- SET TASK:
Your task is to give the data again, exactly, with every line intact.

- INFORMATION SUPPLIED:
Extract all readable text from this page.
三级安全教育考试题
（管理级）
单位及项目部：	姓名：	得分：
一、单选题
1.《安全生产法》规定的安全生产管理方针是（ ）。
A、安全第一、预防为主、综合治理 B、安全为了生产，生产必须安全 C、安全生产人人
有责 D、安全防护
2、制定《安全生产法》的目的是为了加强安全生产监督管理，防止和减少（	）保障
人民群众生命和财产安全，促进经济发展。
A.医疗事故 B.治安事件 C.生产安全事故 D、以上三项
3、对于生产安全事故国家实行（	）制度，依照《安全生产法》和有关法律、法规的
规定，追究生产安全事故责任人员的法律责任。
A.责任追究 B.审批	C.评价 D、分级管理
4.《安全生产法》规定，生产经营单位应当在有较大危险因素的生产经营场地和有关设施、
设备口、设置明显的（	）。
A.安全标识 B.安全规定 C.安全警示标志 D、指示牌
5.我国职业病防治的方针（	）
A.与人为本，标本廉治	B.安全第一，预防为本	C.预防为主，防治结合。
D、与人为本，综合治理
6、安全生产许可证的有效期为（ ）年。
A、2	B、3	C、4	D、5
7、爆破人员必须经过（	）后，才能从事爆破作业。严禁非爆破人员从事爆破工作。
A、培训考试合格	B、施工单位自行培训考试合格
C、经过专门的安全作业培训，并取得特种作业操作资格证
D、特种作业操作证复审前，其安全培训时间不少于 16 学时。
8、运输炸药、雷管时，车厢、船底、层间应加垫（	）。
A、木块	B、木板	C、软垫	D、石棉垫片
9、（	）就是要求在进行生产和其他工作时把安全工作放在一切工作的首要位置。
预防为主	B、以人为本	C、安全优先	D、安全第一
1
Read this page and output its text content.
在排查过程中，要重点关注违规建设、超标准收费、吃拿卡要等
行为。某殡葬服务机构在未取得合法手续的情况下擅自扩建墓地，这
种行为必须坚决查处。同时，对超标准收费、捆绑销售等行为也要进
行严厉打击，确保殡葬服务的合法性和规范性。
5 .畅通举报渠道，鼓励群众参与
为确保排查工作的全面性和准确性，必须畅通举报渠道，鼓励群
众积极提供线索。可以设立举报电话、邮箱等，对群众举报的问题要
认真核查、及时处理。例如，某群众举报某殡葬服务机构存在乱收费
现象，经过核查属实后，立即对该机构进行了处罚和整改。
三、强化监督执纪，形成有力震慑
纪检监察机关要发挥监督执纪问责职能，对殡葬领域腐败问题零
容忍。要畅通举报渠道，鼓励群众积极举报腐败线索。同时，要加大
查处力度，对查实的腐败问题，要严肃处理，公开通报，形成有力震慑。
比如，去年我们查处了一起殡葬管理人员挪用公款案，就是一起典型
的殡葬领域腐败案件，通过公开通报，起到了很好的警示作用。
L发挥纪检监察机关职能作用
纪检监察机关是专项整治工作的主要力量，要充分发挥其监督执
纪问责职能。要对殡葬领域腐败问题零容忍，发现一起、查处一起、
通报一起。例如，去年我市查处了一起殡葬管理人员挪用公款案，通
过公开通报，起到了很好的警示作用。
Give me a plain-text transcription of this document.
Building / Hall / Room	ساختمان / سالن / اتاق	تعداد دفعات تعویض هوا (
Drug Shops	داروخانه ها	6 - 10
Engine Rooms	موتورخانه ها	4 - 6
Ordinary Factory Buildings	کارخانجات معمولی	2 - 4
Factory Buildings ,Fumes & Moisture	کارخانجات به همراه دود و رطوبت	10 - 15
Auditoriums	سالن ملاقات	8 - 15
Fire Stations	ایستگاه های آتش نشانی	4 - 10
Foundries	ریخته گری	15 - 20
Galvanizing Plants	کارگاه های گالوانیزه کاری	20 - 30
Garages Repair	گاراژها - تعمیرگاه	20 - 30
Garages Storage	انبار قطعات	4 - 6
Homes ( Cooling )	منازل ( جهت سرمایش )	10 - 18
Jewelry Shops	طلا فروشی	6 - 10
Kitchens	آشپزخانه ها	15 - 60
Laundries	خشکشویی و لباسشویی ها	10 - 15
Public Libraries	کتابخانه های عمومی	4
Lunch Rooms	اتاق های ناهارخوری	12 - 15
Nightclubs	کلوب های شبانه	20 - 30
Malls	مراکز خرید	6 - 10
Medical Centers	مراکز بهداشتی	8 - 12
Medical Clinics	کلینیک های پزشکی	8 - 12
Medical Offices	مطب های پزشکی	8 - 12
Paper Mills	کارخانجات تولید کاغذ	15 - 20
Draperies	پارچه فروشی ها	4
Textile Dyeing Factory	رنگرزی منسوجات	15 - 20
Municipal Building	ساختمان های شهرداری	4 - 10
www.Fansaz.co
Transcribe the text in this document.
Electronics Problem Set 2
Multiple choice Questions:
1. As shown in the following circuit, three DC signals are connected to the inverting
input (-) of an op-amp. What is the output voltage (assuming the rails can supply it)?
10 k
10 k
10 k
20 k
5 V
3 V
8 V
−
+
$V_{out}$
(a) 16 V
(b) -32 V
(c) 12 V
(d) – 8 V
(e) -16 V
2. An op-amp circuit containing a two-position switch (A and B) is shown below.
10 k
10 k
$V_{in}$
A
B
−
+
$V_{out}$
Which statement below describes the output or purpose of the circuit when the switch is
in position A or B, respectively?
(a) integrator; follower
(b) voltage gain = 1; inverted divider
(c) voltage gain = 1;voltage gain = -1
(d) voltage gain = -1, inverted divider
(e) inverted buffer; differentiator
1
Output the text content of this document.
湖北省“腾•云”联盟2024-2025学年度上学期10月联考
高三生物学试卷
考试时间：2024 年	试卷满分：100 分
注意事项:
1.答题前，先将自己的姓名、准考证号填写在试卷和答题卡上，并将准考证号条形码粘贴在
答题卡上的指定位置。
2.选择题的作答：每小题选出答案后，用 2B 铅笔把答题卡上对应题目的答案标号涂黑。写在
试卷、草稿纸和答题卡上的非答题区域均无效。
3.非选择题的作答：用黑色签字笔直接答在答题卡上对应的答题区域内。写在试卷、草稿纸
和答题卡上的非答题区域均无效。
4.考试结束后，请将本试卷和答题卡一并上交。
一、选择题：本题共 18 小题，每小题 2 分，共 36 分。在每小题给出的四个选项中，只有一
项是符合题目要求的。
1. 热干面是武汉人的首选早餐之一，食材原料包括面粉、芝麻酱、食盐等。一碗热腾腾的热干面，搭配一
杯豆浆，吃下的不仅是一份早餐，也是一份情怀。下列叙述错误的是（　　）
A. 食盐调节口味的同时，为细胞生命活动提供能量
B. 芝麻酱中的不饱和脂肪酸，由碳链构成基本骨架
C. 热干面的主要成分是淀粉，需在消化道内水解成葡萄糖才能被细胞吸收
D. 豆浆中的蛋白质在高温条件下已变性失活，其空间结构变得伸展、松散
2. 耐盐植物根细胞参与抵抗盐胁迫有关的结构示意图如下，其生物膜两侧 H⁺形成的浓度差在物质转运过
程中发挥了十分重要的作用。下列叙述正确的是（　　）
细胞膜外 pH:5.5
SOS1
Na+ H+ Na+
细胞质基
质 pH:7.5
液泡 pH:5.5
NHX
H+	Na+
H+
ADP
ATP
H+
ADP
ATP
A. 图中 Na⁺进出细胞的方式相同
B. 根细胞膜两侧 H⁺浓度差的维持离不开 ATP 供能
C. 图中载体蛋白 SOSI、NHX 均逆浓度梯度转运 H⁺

- WRITTEN RESPONSE:
Extract all readable text from this page.
三级安全教育考试题
（管理级）
单位及项目部：	姓名：	得分：
一、单选题
1.《安全生产法》规定的安全生产管理方针是（ ）。
A、安全第一、预防为主、综合治理 B、安全为了生产，生产必须安全 C、安全生产人人
有责 D、安全防护
2、制定《安全生产法》的目的是为了加强安全生产监督管理，防止和减少（	）保障
人民群众生命和财产安全，促进经济发展。
A.医疗事故 B.治安事件 C.生产安全事故 D、以上三项
3、对于生产安全事故国家实行（	）制度，依照《安全生产法》和有关法律、法规的
规定，追究生产安全事故责任人员的法律责任。
A.责任追究 B.审批	C.评价 D、分级管理
4.《安全生产法》规定，生产经营单位应当在有较大危险因素的生产经营场地和有关设施、
设备口、设置明显的（	）。
A.安全标识 B.安全规定 C.安全警示标志 D、指示牌
5.我国职业病防治的方针（	）
A.与人为本，标本廉治	B.安全第一，预防为本	C.预防为主，防治结合。
D、与人为本，综合治理
6、安全生产许可证的有效期为（ ）年。
A、2	B、3	C、4	D、5
7、爆破人员必须经过（	）后，才能从事爆破作业。严禁非爆破人员从事爆破工作。
A、培训考试合格	B、施工单位自行培训考试合格
C、经过专门的安全作业培训，并取得特种作业操作资格证
D、特种作业操作证复审前，其安全培训时间不少于 16 学时。
8、运输炸药、雷管时，车厢、船底、层间应加垫（	）。
A、木块	B、木板	C、软垫	D、石棉垫片
9、（	）就是要求在进行生产和其他工作时把安全工作放在一切工作的首要位置。
预防为主	B、以人为本	C、安全优先	D、安全第一
1
Read this page and output its text content.
在排查过程中，要重点关注违规建设、超标准收费、吃拿卡要等
行为。某殡葬服务机构在未取得合法手续的情况下擅自扩建墓地，这
种行为必须坚决查处。同时，对超标准收费、捆绑销售等行为也要进
行严厉打击，确保殡葬服务的合法性和规范性。
5 .畅通举报渠道，鼓励群众参与
为确保排查工作的全面性和准确性，必须畅通举报渠道，鼓励群
众积极提供线索。可以设立举报电话、邮箱等，对群众举报的问题要
认真核查、及时处理。例如，某群众举报某殡葬服务机构存在乱收费
现象，经过核查属实后，立即对该机构进行了处罚和整改。
三、强化监督执纪，形成有力震慑
纪检监察机关要发挥监督执纪问责职能，对殡葬领域腐败问题零
容忍。要畅通举报渠道，鼓励群众积极举报腐败线索。同时，要加大
查处力度，对查实的腐败问题，要严肃处理，公开通报，形成有力震慑。
比如，去年我们查处了一起殡葬管理人员挪用公款案，就是一起典型
的殡葬领域腐败案件，通过公开通报，起到了很好的警示作用。
L发挥纪检监察机关职能作用
纪检监察机关是专项整治工作的主要力量，要充分发挥其监督执
纪问责职能。要对殡葬领域腐败问题零容忍，发现一起、查处一起、
通报一起。例如，去年我市查处了一起殡葬管理人员挪用公款案，通
过公开通报，起到了很好的警示作用。
Give me a plain-text transcription of this document.
Building / Hall / Room	ساختمان / سالن / اتاق	تعداد دفعات تعویض هوا (
Drug Shops	داروخانه ها	6 - 10
Engine Rooms	موتورخانه ها	4 - 6
Ordinary Factory Buildings	کارخانجات معمولی	2 - 4
Factory Buildings ,Fumes & Moisture	کارخانجات به همراه دود و رطوبت	10 - 15
Auditoriums	سالن ملاقات	8 - 15
Fire Stations	ایستگاه های آتش نشانی	4 - 10
Foundries	ریخته گری	15 - 20
Galvanizing Plants	کارگاه های گالوانیزه کاری	20 - 30
Garages Repair	گاراژها - تعمیرگاه	20 - 30
Garages Storage	انبار قطعات	4 - 6
Homes ( Cooling )	منازل ( جهت سرمایش )	10 - 18
Jewelry Shops	طلا فروشی	6 - 10
Kitchens	آشپزخانه ها	15 - 60
Laundries	خشکشویی و لباسشویی ها	10 - 15
Public Libraries	کتابخانه های عمومی	4
Lunch Rooms	اتاق های ناهارخوری	12 - 15
Nightclubs	کلوب های شبانه	20 - 30
Malls	مراکز خرید	6 - 10
Medical Centers	مراکز بهداشتی	8 - 12
Medical Clinics	کلینیک های پزشکی	8 - 12
Medical Offices	مطب های پزشکی	8 - 12
Paper Mills	کارخانجات تولید کاغذ	15 - 20
Draperies	پارچه فروشی ها	4
Textile Dyeing Factory	رنگرزی منسوجات	15 - 20
Municipal Building	ساختمان های شهرداری	4 - 10
www.Fansaz.co
Transcribe the text in this document.
Electronics Problem Set 2
Multiple choice Questions:
1. As shown in the following circuit, three DC signals are connected to the inverting
input (-) of an op-amp. What is the output voltage (assuming the rails can supply it)?
10 k
10 k
10 k
20 k
5 V
3 V
8 V
−
+
$V_{out}$
(a) 16 V
(b) -32 V
(c) 12 V
(d) – 8 V
(e) -16 V
2. An op-amp circuit containing a two-position switch (A and B) is shown below.
10 k
10 k
$V_{in}$
A
B
−
+
$V_{out}$
Which statement below describes the output or purpose of the circuit when the switch is
in position A or B, respectively?
(a) integrator; follower
(b) voltage gain = 1; inverted divider
(c) voltage gain = 1;voltage gain = -1
(d) voltage gain = -1, inverted divider
(e) inverted buffer; differentiator
1
Output the text content of this document.
湖北省“腾•云”联盟2024-2025学年度上学期10月联考
高三生物学试卷
考试时间：2024 年	试卷满分：100 分
注意事项:
1.答题前，先将自己的姓名、准考证号填写在试卷和答题卡上，并将准考证号条形码粘贴在
答题卡上的指定位置。
2.选择题的作答：每小题选出答案后，用 2B 铅笔把答题卡上对应题目的答案标号涂黑。写在
试卷、草稿纸和答题卡上的非答题区域均无效。
3.非选择题的作答：用黑色签字笔直接答在答题卡上对应的答题区域内。写在试卷、草稿纸
和答题卡上的非答题区域均无效。
4.考试结束后，请将本试卷和答题卡一并上交。
一、选择题：本题共 18 小题，每小题 2 分，共 36 分。在每小题给出的四个选项中，只有一
项是符合题目要求的。
1. 热干面是武汉人的首选早餐之一，食材原料包括面粉、芝麻酱、食盐等。一碗热腾腾的热干面，搭配一
杯豆浆，吃下的不仅是一份早餐，也是一份情怀。下列叙述错误的是（　　）
A. 食盐调节口味的同时，为细胞生命活动提供能量
B. 芝麻酱中的不饱和脂肪酸，由碳链构成基本骨架
C. 热干面的主要成分是淀粉，需在消化道内水解成葡萄糖才能被细胞吸收
D. 豆浆中的蛋白质在高温条件下已变性失活，其空间结构变得伸展、松散
2. 耐盐植物根细胞参与抵抗盐胁迫有关的结构示意图如下，其生物膜两侧 H⁺形成的浓度差在物质转运过
程中发挥了十分重要的作用。下列叙述正确的是（　　）
细胞膜外 pH:5.5
SOS1
Na+ H+ Na+
细胞质基
质 pH:7.5
液泡 pH:5.5
NHX
H+	Na+
H+
ADP
ATP
H+
ADP
ATP
A. 图中 Na⁺进出细胞的方式相同
B. 根细胞膜两侧 H⁺浓度差的维持离不开 ATP 供能
C. 图中载体蛋白 SOSI、NHX 均逆浓度梯度转运 H⁺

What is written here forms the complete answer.